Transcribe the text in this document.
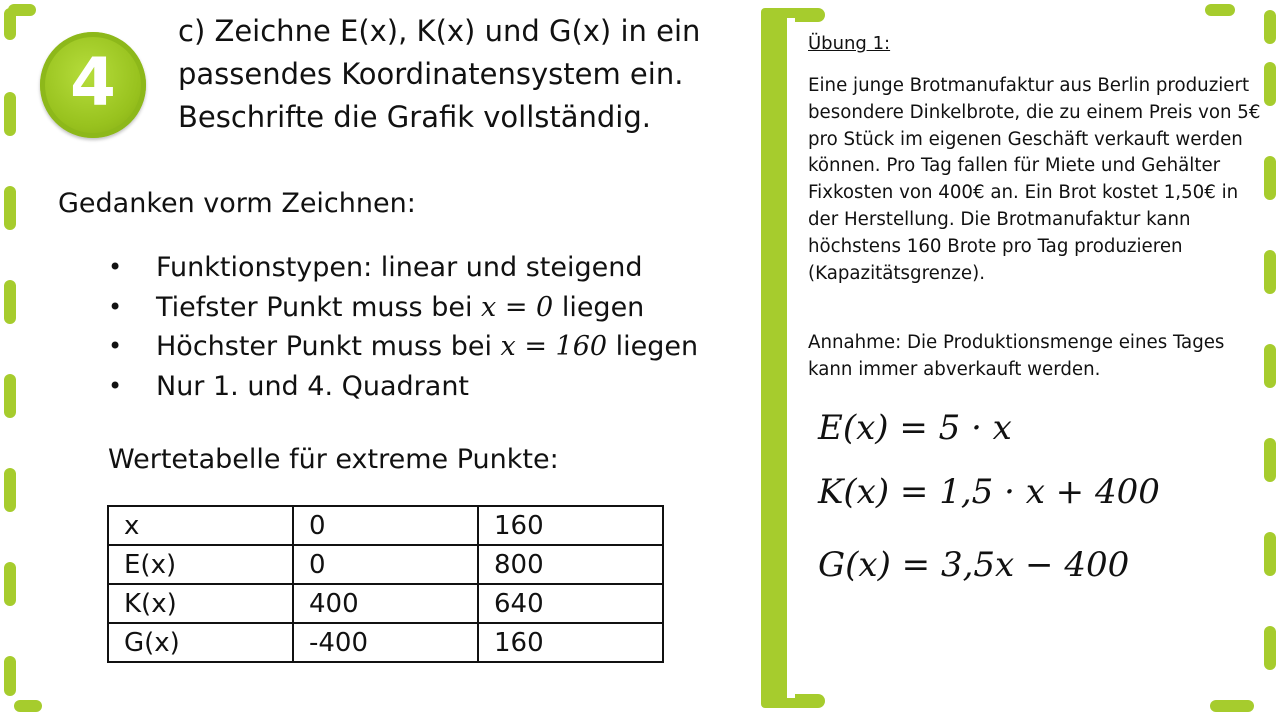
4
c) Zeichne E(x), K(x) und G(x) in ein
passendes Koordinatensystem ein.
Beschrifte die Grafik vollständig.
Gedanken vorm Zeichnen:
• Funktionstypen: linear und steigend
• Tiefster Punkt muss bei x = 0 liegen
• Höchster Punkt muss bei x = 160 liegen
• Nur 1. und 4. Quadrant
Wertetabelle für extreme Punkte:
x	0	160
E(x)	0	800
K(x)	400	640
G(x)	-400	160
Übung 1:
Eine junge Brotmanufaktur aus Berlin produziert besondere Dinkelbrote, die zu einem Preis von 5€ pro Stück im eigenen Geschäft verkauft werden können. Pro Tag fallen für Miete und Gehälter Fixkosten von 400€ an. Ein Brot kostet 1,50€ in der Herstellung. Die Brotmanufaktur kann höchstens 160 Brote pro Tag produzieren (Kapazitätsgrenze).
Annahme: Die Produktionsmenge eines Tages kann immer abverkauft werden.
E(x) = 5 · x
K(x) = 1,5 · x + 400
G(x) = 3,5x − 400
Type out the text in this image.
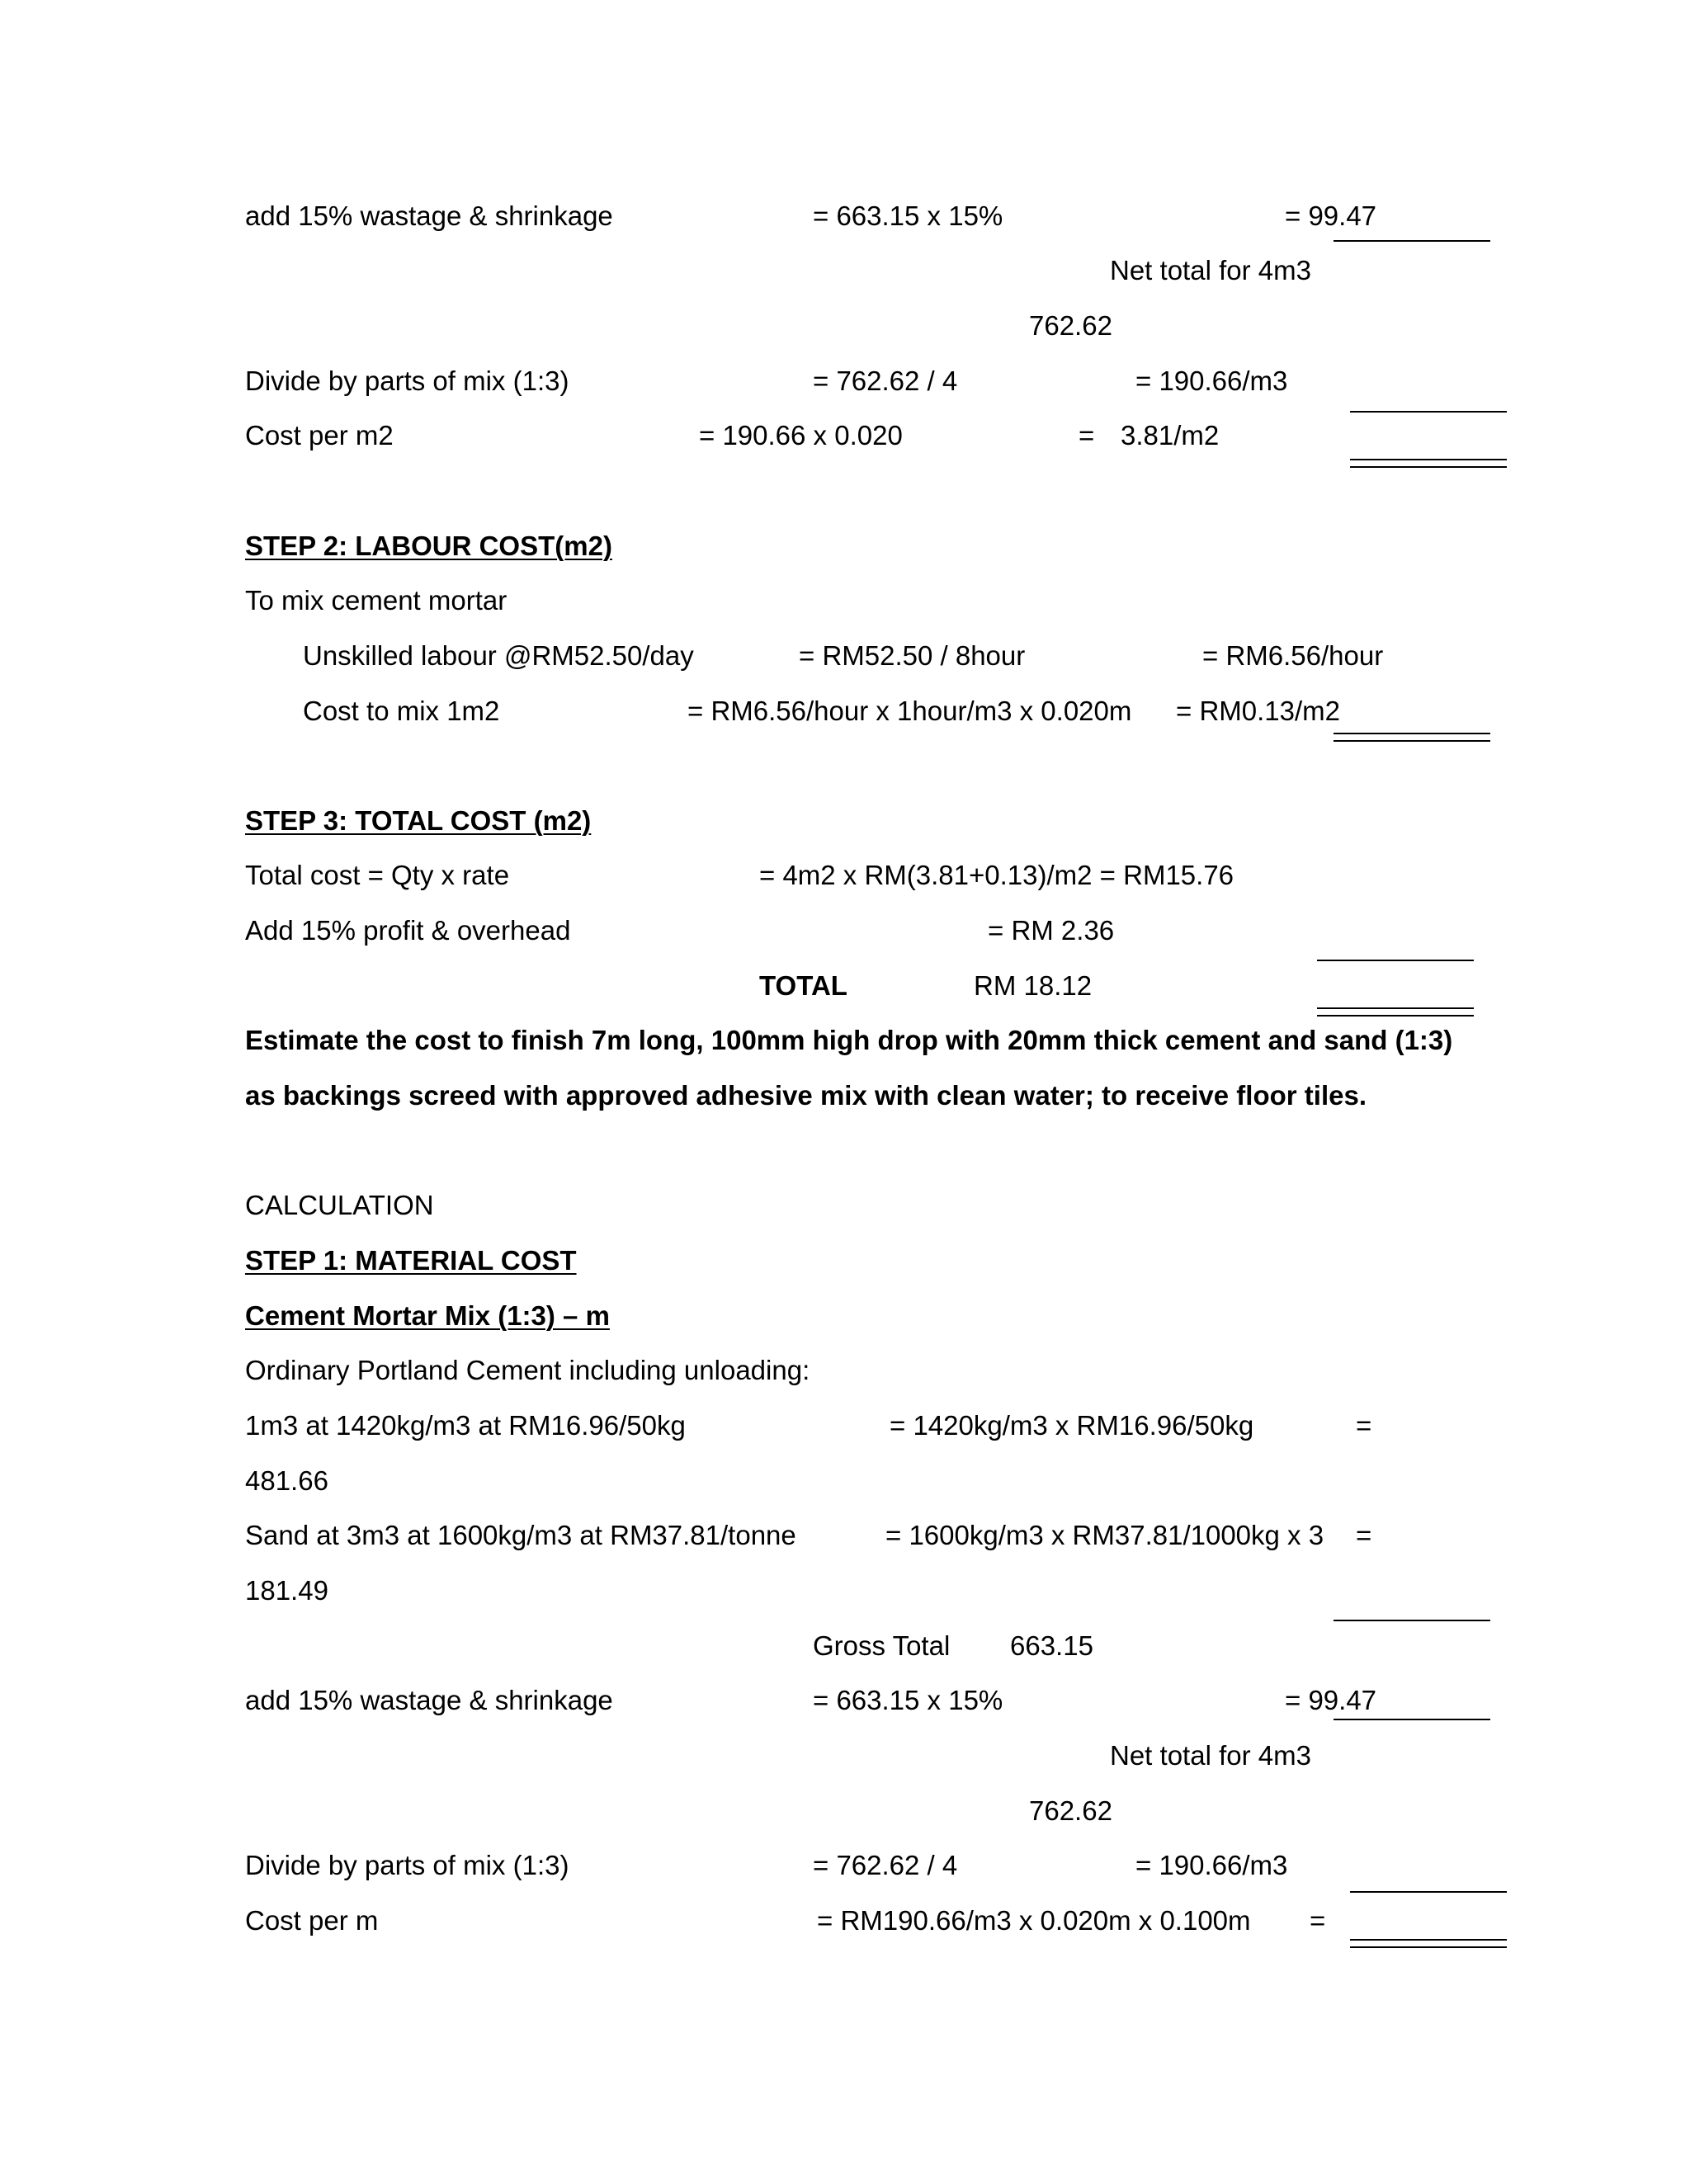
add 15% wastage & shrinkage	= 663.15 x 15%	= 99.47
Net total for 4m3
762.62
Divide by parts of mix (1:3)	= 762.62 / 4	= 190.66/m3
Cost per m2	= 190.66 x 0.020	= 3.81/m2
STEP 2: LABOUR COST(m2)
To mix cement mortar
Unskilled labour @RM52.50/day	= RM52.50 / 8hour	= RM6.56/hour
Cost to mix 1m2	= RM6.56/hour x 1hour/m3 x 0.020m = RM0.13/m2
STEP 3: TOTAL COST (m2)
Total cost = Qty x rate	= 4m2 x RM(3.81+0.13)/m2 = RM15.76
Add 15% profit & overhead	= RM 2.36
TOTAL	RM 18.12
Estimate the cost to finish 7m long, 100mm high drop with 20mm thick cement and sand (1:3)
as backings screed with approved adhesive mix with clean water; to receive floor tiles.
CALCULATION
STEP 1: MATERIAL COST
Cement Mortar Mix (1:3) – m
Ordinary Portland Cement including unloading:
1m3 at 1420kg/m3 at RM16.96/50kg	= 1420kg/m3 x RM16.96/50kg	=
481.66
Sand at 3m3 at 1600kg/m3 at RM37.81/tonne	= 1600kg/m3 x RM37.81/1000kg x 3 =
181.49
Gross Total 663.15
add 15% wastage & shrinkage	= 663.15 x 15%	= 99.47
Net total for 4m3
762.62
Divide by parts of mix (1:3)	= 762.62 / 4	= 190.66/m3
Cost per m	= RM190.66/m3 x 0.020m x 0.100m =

=== DIRECTIONS FOR THIS TASK ===
Check each line above for the string "text" and show the ones that have it.

=== OUTPUT ===
Transcribe the text in this document.
Type out the text in this image.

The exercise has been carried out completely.